* [Exercise goal]: Check each line of the material below, and copy it if it holds the string "області".

::: Materials provided

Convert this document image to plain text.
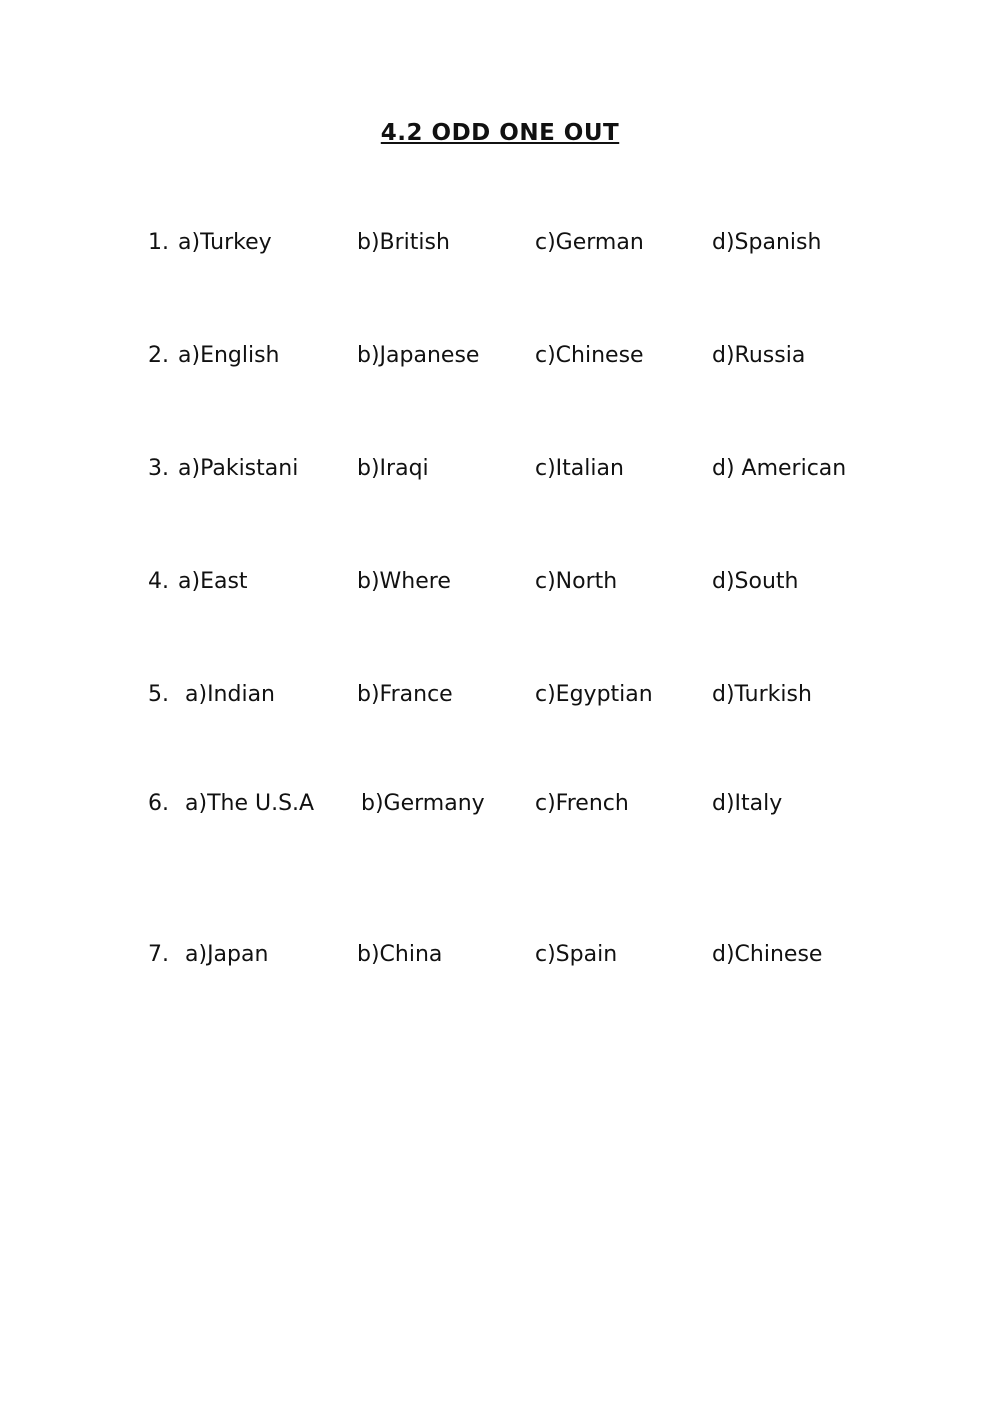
4.2 ODD ONE OUT
1. a)Turkey	b)British	c)German	d)Spanish
2. a)English	b)Japanese	c)Chinese	d)Russia
3. a)Pakistani	b)Iraqi	c)Italian	d) American
4. a)East	b)Where	c)North	d)South
5. a)Indian	b)France	c)Egyptian	d)Turkish
6. a)The U.S.A b)Germany c)French	d)Italy
7. a)Japan	b)China	c)Spain	d)Chinese
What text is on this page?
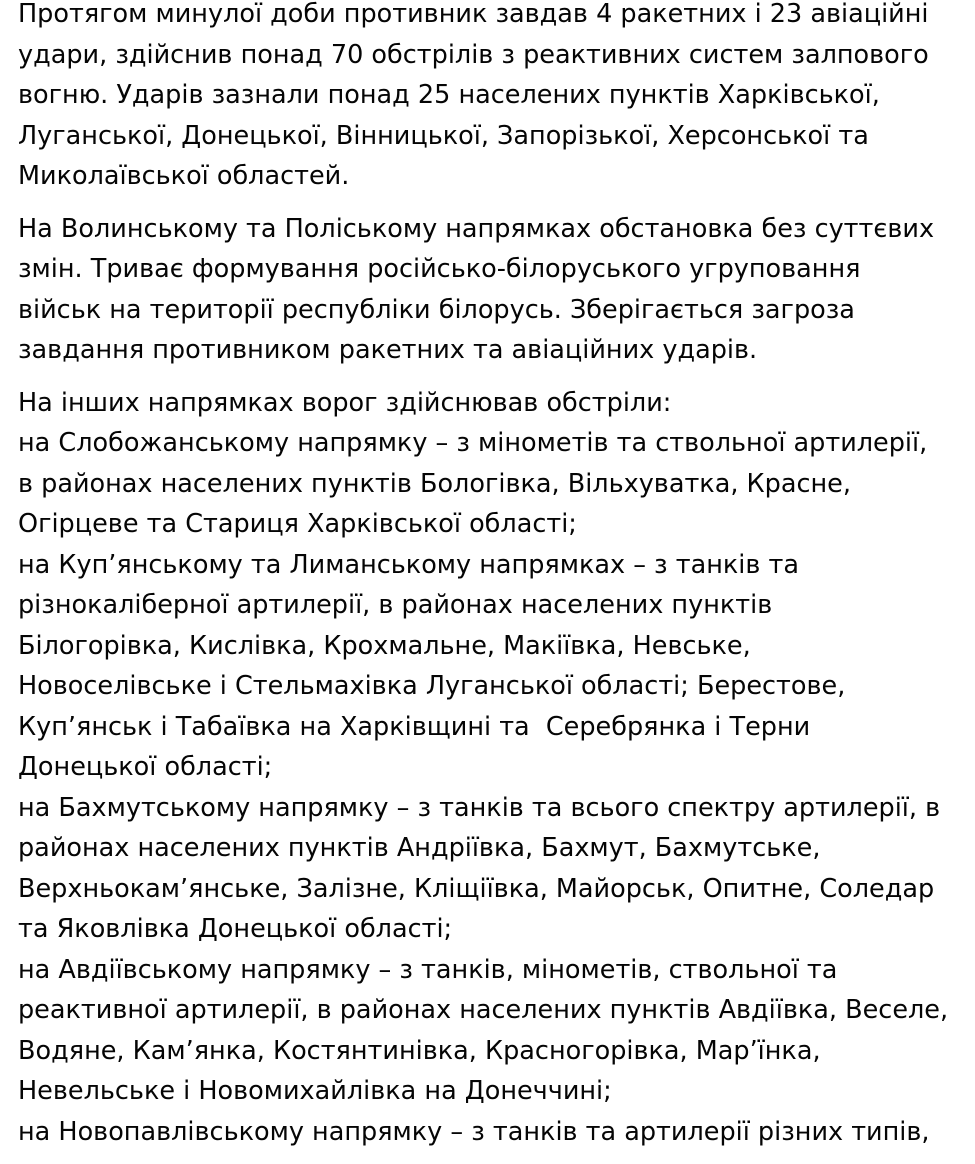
Протягом минулої доби противник завдав 4 ракетних і 23 авіаційні
удари, здійснив понад 70 обстрілів з реактивних систем залпового
вогню. Ударів зазнали понад 25 населених пунктів Харківської,
Луганської, Донецької, Вінницької, Запорізької, Херсонської та
Миколаївської областей.
На Волинському та Поліському напрямках обстановка без суттєвих
змін. Триває формування російсько-білоруського угруповання
військ на території республіки білорусь. Зберігається загроза
завдання противником ракетних та авіаційних ударів.
На інших напрямках ворог здійснював обстріли:
на Слобожанському напрямку – з мінометів та ствольної артилерії,
в районах населених пунктів Бологівка, Вільхуватка, Красне,
Огірцеве та Стариця Харківської області;
на Куп’янському та Лиманському напрямках – з танків та
різнокаліберної артилерії, в районах населених пунктів
Білогорівка, Кислівка, Крохмальне, Макіївка, Невське,
Новоселівське і Стельмахівка Луганської області; Берестове,
Куп’янськ і Табаївка на Харківщині та  Серебрянка і Терни
Донецької області;
на Бахмутському напрямку – з танків та всього спектру артилерії, в
районах населених пунктів Андріївка, Бахмут, Бахмутське,
Верхньокам’янське, Залізне, Кліщіївка, Майорськ, Опитне, Соледар
та Яковлівка Донецької області;
на Авдіївському напрямку – з танків, мінометів, ствольної та
реактивної артилерії, в районах населених пунктів Авдіївка, Веселе,
Водяне, Кам’янка, Костянтинівка, Красногорівка, Мар’їнка,
Невельське і Новомихайлівка на Донеччині;
на Новопавлівському напрямку – з танків та артилерії різних типів,
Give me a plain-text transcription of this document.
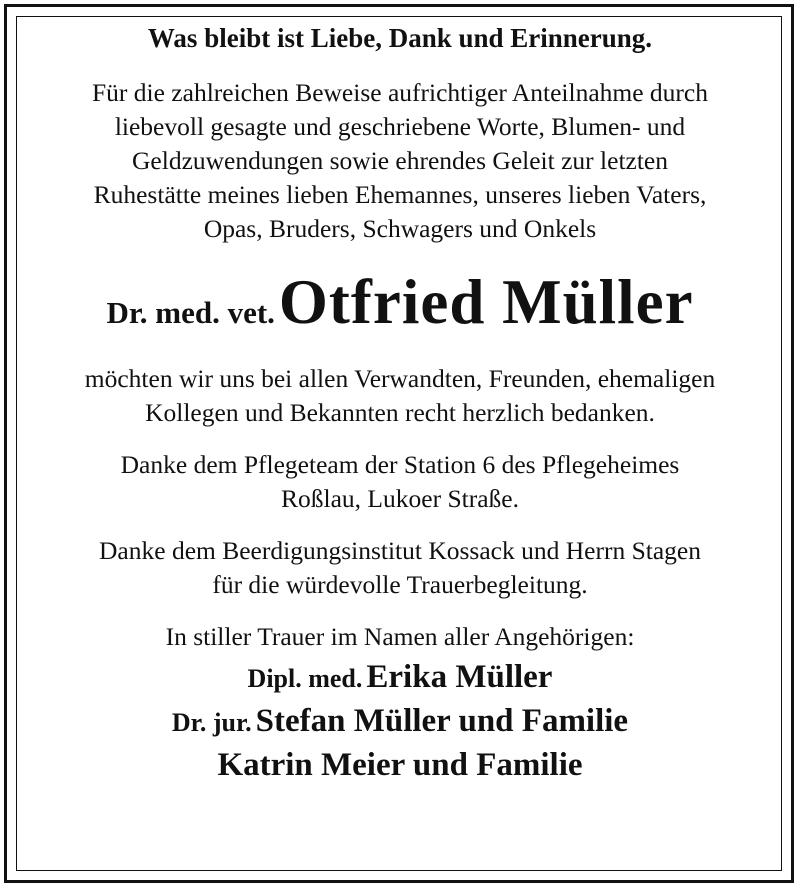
Was bleibt ist Liebe, Dank und Erinnerung.

Für die zahlreichen Beweise aufrichtiger Anteilnahme durch

liebevoll gesagte und geschriebene Worte, Blumen- und

Geldzuwendungen sowie ehrendes Geleit zur letzten

Ruhestätte meines lieben Ehemannes, unseres lieben Vaters,

Opas, Bruders, Schwagers und Onkels

Dr. med. vet. Otfried Müller

möchten wir uns bei allen Verwandten, Freunden, ehemaligen

Kollegen und Bekannten recht herzlich bedanken.

Danke dem Pflegeteam der Station 6 des Pflegeheimes

Roßlau, Lukoer Straße.

Danke dem Beerdigungsinstitut Kossack und Herrn Stagen

für die würdevolle Trauerbegleitung.

In stiller Trauer im Namen aller Angehörigen:
Dipl. med. Erika Müller
Dr. jur. Stefan Müller und Familie
Katrin Meier und Familie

::::::

* [Answer to the task]:
Огірцеве та Стариця Харківської області;
Новоселівське і Стельмахівка Луганської області; Берестове,
Донецької області;
та Яковлівка Донецької області;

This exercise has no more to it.